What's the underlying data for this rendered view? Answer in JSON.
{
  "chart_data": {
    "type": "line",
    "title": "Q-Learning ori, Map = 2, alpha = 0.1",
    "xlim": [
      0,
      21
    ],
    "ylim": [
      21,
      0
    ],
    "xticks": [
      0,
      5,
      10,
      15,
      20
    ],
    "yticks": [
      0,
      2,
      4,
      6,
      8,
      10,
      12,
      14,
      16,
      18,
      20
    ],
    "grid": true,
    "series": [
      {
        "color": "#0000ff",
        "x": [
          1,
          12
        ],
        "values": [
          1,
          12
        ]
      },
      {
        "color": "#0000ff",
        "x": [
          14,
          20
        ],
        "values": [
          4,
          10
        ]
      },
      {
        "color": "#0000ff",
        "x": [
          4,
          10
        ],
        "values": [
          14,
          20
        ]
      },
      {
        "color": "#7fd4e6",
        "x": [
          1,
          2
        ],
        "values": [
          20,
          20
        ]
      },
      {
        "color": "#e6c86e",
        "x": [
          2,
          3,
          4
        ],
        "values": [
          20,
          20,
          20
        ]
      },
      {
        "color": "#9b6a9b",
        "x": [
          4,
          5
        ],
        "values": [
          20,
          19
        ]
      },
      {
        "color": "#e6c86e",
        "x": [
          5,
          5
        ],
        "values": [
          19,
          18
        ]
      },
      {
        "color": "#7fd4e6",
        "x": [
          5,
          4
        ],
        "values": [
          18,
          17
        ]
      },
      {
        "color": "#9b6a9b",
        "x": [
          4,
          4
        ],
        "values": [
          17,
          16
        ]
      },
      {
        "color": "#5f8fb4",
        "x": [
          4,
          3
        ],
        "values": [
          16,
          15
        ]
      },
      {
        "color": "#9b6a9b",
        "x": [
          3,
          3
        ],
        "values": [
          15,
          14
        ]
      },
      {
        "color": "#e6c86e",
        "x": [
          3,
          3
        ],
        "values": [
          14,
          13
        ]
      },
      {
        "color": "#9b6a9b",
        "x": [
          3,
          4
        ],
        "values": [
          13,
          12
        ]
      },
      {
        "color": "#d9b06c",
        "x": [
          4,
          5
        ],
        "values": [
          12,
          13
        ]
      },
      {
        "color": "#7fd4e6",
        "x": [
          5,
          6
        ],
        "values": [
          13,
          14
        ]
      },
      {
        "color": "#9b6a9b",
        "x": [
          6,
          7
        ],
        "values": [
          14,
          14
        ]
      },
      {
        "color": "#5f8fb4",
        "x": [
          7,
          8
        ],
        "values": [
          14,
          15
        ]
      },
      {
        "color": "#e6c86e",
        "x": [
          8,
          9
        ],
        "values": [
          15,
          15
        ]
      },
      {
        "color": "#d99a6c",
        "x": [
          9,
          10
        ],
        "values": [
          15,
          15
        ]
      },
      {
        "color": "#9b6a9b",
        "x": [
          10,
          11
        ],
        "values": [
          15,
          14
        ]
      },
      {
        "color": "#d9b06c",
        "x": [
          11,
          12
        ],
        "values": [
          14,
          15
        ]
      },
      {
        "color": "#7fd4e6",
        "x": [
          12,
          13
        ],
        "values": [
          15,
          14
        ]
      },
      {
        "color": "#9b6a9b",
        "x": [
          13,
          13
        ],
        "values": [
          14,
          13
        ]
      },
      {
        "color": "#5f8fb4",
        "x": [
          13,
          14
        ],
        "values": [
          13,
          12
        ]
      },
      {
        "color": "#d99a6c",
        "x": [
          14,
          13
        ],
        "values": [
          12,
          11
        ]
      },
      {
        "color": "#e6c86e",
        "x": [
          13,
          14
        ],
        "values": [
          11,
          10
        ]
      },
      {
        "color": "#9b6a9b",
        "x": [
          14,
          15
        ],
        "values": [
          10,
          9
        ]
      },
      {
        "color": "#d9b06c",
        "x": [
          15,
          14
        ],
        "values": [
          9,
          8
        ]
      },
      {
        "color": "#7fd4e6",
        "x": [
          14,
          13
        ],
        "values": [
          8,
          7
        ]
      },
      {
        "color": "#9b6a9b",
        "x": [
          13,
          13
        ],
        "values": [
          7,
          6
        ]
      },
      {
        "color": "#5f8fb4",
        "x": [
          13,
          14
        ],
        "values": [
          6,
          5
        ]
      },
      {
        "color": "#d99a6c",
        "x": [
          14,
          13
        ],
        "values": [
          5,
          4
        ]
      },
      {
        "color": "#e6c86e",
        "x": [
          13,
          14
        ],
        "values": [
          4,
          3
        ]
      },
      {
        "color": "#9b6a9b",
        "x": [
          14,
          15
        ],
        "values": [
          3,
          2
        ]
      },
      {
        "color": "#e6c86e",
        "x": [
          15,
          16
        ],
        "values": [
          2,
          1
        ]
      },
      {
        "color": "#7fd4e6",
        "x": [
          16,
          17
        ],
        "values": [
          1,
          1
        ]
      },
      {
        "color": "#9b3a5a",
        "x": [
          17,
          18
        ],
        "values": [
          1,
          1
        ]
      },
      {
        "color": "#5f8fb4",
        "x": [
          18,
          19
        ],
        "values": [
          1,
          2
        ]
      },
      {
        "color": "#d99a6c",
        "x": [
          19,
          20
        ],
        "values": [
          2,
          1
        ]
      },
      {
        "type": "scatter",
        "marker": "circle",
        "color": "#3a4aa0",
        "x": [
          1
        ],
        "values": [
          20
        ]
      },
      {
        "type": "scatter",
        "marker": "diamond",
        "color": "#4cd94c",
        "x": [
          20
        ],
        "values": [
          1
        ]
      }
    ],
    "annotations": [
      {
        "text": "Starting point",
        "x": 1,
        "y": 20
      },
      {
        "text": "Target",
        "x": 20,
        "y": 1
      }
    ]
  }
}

# # # # # # #

▸ **STATED TASK**
Above are the records; retype every one exactly.

▸ **CORRECT ANSWER**
What's the underlying data for this rendered view? Answer in JSON.
{
  "chart_data": {
    "type": "line",
    "title": "Q-Learning ori, Map = 2, alpha = 0.1",
    "xlim": [
      0,
      21
    ],
    "ylim": [
      21,
      0
    ],
    "xticks": [
      0,
      5,
      10,
      15,
      20
    ],
    "yticks": [
      0,
      2,
      4,
      6,
      8,
      10,
      12,
      14,
      16,
      18,
      20
    ],
    "grid": true,
    "series": [
      {
        "color": "#0000ff",
        "x": [
          1,
          12
        ],
        "values": [
          1,
          12
        ]
      },
      {
        "color": "#0000ff",
        "x": [
          14,
          20
        ],
        "values": [
          4,
          10
        ]
      },
      {
        "color": "#0000ff",
        "x": [
          4,
          10
        ],
        "values": [
          14,
          20
        ]
      },
      {
        "color": "#7fd4e6",
        "x": [
          1,
          2
        ],
        "values": [
          20,
          20
        ]
      },
      {
        "color": "#e6c86e",
        "x": [
          2,
          3,
          4
        ],
        "values": [
          20,
          20,
          20
        ]
      },
      {
        "color": "#9b6a9b",
        "x": [
          4,
          5
        ],
        "values": [
          20,
          19
        ]
      },
      {
        "color": "#e6c86e",
        "x": [
          5,
          5
        ],
        "values": [
          19,
          18
        ]
      },
      {
        "color": "#7fd4e6",
        "x": [
          5,
          4
        ],
        "values": [
          18,
          17
        ]
      },
      {
        "color": "#9b6a9b",
        "x": [
          4,
          4
        ],
        "values": [
          17,
          16
        ]
      },
      {
        "color": "#5f8fb4",
        "x": [
          4,
          3
        ],
        "values": [
          16,
          15
        ]
      },
      {
        "color": "#9b6a9b",
        "x": [
          3,
          3
        ],
        "values": [
          15,
          14
        ]
      },
      {
        "color": "#e6c86e",
        "x": [
          3,
          3
        ],
        "values": [
          14,
          13
        ]
      },
      {
        "color": "#9b6a9b",
        "x": [
          3,
          4
        ],
        "values": [
          13,
          12
        ]
      },
      {
        "color": "#d9b06c",
        "x": [
          4,
          5
        ],
        "values": [
          12,
          13
        ]
      },
      {
        "color": "#7fd4e6",
        "x": [
          5,
          6
        ],
        "values": [
          13,
          14
        ]
      },
      {
        "color": "#9b6a9b",
        "x": [
          6,
          7
        ],
        "values": [
          14,
          14
        ]
      },
      {
        "color": "#5f8fb4",
        "x": [
          7,
          8
        ],
        "values": [
          14,
          15
        ]
      },
      {
        "color": "#e6c86e",
        "x": [
          8,
          9
        ],
        "values": [
          15,
          15
        ]
      },
      {
        "color": "#d99a6c",
        "x": [
          9,
          10
        ],
        "values": [
          15,
          15
        ]
      },
      {
        "color": "#9b6a9b",
        "x": [
          10,
          11
        ],
        "values": [
          15,
          14
        ]
      },
      {
        "color": "#d9b06c",
        "x": [
          11,
          12
        ],
        "values": [
          14,
          15
        ]
      },
      {
        "color": "#7fd4e6",
        "x": [
          12,
          13
        ],
        "values": [
          15,
          14
        ]
      },
      {
        "color": "#9b6a9b",
        "x": [
          13,
          13
        ],
        "values": [
          14,
          13
        ]
      },
      {
        "color": "#5f8fb4",
        "x": [
          13,
          14
        ],
        "values": [
          13,
          12
        ]
      },
      {
        "color": "#d99a6c",
        "x": [
          14,
          13
        ],
        "values": [
          12,
          11
        ]
      },
      {
        "color": "#e6c86e",
        "x": [
          13,
          14
        ],
        "values": [
          11,
          10
        ]
      },
      {
        "color": "#9b6a9b",
        "x": [
          14,
          15
        ],
        "values": [
          10,
          9
        ]
      },
      {
        "color": "#d9b06c",
        "x": [
          15,
          14
        ],
        "values": [
          9,
          8
        ]
      },
      {
        "color": "#7fd4e6",
        "x": [
          14,
          13
        ],
        "values": [
          8,
          7
        ]
      },
      {
        "color": "#9b6a9b",
        "x": [
          13,
          13
        ],
        "values": [
          7,
          6
        ]
      },
      {
        "color": "#5f8fb4",
        "x": [
          13,
          14
        ],
        "values": [
          6,
          5
        ]
      },
      {
        "color": "#d99a6c",
        "x": [
          14,
          13
        ],
        "values": [
          5,
          4
        ]
      },
      {
        "color": "#e6c86e",
        "x": [
          13,
          14
        ],
        "values": [
          4,
          3
        ]
      },
      {
        "color": "#9b6a9b",
        "x": [
          14,
          15
        ],
        "values": [
          3,
          2
        ]
      },
      {
        "color": "#e6c86e",
        "x": [
          15,
          16
        ],
        "values": [
          2,
          1
        ]
      },
      {
        "color": "#7fd4e6",
        "x": [
          16,
          17
        ],
        "values": [
          1,
          1
        ]
      },
      {
        "color": "#9b3a5a",
        "x": [
          17,
          18
        ],
        "values": [
          1,
          1
        ]
      },
      {
        "color": "#5f8fb4",
        "x": [
          18,
          19
        ],
        "values": [
          1,
          2
        ]
      },
      {
        "color": "#d99a6c",
        "x": [
          19,
          20
        ],
        "values": [
          2,
          1
        ]
      },
      {
        "type": "scatter",
        "marker": "circle",
        "color": "#3a4aa0",
        "x": [
          1
        ],
        "values": [
          20
        ]
      },
      {
        "type": "scatter",
        "marker": "diamond",
        "color": "#4cd94c",
        "x": [
          20
        ],
        "values": [
          1
        ]
      }
    ],
    "annotations": [
      {
        "text": "Starting point",
        "x": 1,
        "y": 20
      },
      {
        "text": "Target",
        "x": 20,
        "y": 1
      }
    ]
  }
}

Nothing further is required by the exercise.